[Aim of the exercise] Identify every line in the records below that contains the word "werden", and copy each of those lines.

Recorded data
################
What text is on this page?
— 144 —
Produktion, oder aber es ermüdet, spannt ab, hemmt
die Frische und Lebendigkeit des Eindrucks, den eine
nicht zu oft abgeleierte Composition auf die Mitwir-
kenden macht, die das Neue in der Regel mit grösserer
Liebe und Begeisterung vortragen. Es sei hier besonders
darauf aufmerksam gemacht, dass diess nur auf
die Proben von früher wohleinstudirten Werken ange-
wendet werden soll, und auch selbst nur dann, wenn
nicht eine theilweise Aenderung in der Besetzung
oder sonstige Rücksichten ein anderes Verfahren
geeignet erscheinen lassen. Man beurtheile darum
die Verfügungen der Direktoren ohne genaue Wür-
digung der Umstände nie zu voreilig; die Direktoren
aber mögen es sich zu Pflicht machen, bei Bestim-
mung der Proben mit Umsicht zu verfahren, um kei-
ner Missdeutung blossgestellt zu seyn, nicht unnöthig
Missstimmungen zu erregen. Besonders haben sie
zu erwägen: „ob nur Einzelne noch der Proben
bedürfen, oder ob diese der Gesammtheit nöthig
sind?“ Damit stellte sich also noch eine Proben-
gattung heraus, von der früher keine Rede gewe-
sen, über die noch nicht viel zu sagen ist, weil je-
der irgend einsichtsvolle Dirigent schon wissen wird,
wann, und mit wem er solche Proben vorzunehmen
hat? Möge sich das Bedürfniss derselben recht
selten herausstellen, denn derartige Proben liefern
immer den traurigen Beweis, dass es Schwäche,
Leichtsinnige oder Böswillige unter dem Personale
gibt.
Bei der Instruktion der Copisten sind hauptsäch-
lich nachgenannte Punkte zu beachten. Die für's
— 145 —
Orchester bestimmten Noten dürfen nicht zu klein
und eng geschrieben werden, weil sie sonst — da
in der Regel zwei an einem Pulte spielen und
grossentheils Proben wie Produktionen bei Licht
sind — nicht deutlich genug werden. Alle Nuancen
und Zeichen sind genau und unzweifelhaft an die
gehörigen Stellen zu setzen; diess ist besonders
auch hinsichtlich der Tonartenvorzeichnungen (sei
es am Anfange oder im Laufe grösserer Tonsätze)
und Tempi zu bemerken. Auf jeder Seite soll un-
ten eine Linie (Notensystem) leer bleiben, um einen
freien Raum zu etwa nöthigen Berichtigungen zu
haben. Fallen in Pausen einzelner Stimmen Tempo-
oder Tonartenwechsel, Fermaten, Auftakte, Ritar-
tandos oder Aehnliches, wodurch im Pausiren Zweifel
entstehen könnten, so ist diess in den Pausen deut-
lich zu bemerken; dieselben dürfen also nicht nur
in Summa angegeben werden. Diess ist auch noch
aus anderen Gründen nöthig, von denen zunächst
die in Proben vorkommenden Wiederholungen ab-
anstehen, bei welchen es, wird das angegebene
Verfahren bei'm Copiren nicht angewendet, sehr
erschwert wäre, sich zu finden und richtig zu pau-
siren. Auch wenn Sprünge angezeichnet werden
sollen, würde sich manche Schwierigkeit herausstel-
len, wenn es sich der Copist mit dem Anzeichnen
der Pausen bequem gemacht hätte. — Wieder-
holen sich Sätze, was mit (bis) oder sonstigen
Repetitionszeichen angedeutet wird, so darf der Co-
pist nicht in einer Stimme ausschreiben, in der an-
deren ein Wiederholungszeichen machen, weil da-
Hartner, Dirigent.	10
################
[Finished exercise]
wendet werden soll, und auch selbst nur dann, wenn
und eng geschrieben werden, weil sie sonst — da
sind — nicht deutlich genug werden. Alle Nuancen
in Summa angegeben werden. Diess ist auch noch
siren. Auch wenn Sprünge angezeichnet werden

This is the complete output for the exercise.